*** Trecho ***

Outra parcela de internacionalistas (se é que poderíamos chamá-los assim)
entende que esta proteção internacional dos direitos humanos não é tão positiva assim
ou, melhor dizendo, não é de toda positiva existem aspectos bons e aspectos ruins.
Dentre este conjunto de autores menos entusiasmados com o internacionalismo,
destaca-se o trabalho de Danilo Zolo. Jurista e filósofo italiano, cujo trabalho se
concentra eminentemente no estudo da Epistemologia, Filosofia Política e Relações
Internacionais, mas que, para fins do presente estudo, se destaca em razão de sua escola
de pensamento, o Realismo.
Na filosofia, “Realismo” é uma expressão plurissignificativa. Existe o Realismo
medieval do Problema dos Universais, o Realismo Escocês do Senso Comum (Common
Sense Realism), Realismo Estético, Realismo Escandinavo, etc. Por conseguinte é
necessário sermos mais precisos ao falar do Realismo de Zolo.
Uma das formas mais tradicionais de se classificar as correntes filosóficas é
aquela que se dá através do estudo de métodos ou de resultados3. Neste escopo, o
Realismo que tratamos aqui é aquele que se opõe ao Idealismo.
Destarte, em Zolo o Realismo significa a visão do mundo a partir da perspectiva
de que existe uma verdade, existe uma realidade externa em si e por si (in and of itself),
e, desta feita, existe uma razão objetiva.
A consequência desta gramática filosófica é que Zolo enfrenta as questões
postas no Direito Internacional e nas Relações Internacionais a partir de uma
perspectiva de resultados concretos, com vistas na realidade em si e não em ideais. Dito
de forma ainda mais direta: o trabalho de Zolo propõem apresentar o mundo como ele é,
não como ele deveria ou poderia ser.

*** Dados exibidos ***

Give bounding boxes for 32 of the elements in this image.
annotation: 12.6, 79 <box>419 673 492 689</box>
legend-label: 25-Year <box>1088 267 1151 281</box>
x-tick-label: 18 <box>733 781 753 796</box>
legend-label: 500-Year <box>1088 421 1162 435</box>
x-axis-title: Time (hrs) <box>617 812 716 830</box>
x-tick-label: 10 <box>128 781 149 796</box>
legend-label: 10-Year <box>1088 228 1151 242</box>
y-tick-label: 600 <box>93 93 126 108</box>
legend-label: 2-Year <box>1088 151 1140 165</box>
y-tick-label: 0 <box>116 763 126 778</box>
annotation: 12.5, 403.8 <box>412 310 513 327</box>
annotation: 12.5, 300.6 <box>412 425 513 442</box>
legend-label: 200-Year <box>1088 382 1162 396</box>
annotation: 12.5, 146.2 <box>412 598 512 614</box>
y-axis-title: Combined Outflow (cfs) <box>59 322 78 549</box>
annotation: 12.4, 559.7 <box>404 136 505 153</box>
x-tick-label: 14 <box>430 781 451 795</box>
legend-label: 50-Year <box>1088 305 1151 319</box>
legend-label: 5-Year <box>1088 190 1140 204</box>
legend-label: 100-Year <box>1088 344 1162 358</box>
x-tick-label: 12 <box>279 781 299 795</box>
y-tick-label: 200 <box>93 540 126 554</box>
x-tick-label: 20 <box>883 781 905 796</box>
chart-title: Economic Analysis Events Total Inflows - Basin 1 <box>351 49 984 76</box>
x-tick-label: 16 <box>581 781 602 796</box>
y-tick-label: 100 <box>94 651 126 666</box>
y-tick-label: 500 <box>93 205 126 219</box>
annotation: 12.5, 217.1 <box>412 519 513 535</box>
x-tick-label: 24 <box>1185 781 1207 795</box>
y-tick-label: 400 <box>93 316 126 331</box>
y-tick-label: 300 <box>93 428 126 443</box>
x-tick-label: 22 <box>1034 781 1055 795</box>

***
*** Dados exibidos ***

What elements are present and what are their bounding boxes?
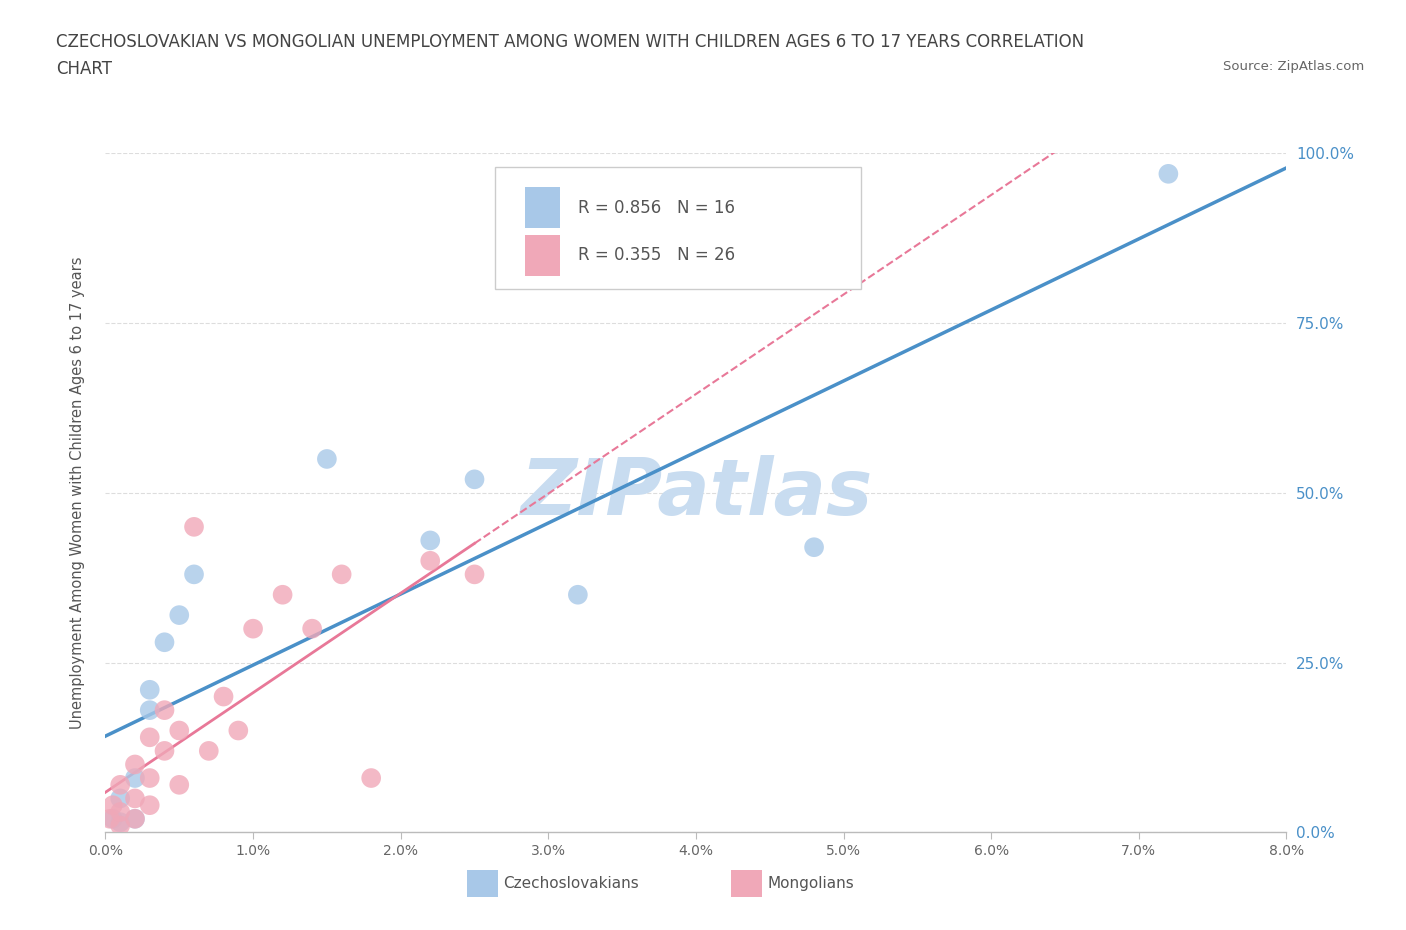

***
*** Dados exibidos ***

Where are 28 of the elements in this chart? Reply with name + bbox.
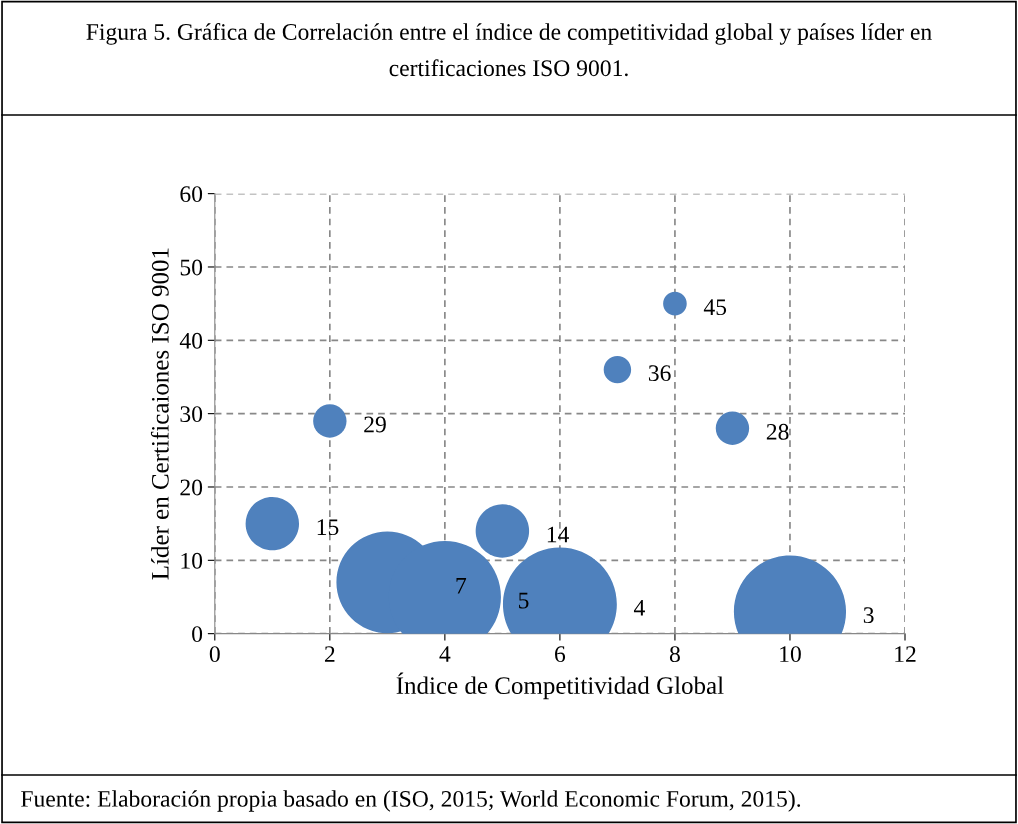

***

Instrução dada A: Traduza para o inglês esta frase do trecho sobre o Realismo de Zolo: "Por conseguinte é necessário sermos mais precisos ao falar do Realismo de Zolo."
Instrução dada B: Reescreva a listagem a partir da linha que contém "Give bounding boxes" até a linha que contém "x-tick-label: 22 <box>1034 781 1055 795</box>", inclusive. Substitua "legend-label" por "legend-item" e mantenha todo o resto sem alteração.

Resultado A: Therefore, we need to be more precise when speaking of Zolo's Realism.

Resultado B:
Give bounding boxes for 32 of the elements in this image.
annotation: 12.6, 79 <box>419 673 492 689</box>
legend-item: 25-Year <box>1088 267 1151 281</box>
x-tick-label: 18 <box>733 781 753 796</box>
legend-item: 500-Year <box>1088 421 1162 435</box>
x-axis-title: Time (hrs) <box>617 812 716 830</box>
x-tick-label: 10 <box>128 781 149 796</box>
legend-item: 10-Year <box>1088 228 1151 242</box>
y-tick-label: 600 <box>93 93 126 108</box>
legend-item: 2-Year <box>1088 151 1140 165</box>
y-tick-label: 0 <box>116 763 126 778</box>
annotation: 12.5, 403.8 <box>412 310 513 327</box>
annotation: 12.5, 300.6 <box>412 425 513 442</box>
legend-item: 200-Year <box>1088 382 1162 396</box>
annotation: 12.5, 146.2 <box>412 598 512 614</box>
y-axis-title: Combined Outflow (cfs) <box>59 322 78 549</box>
annotation: 12.4, 559.7 <box>404 136 505 153</box>
x-tick-label: 14 <box>430 781 451 795</box>
legend-item: 50-Year <box>1088 305 1151 319</box>
legend-item: 5-Year <box>1088 190 1140 204</box>
legend-item: 100-Year <box>1088 344 1162 358</box>
x-tick-label: 12 <box>279 781 299 795</box>
y-tick-label: 200 <box>93 540 126 554</box>
x-tick-label: 20 <box>883 781 905 796</box>
chart-title: Economic Analysis Events Total Inflows - Basin 1 <box>351 49 984 76</box>
x-tick-label: 16 <box>581 781 602 796</box>
y-tick-label: 100 <box>94 651 126 666</box>
y-tick-label: 500 <box>93 205 126 219</box>
annotation: 12.5, 217.1 <box>412 519 513 535</box>
x-tick-label: 24 <box>1185 781 1207 795</box>
y-tick-label: 400 <box>93 316 126 331</box>
y-tick-label: 300 <box>93 428 126 443</box>
x-tick-label: 22 <box>1034 781 1055 795</box>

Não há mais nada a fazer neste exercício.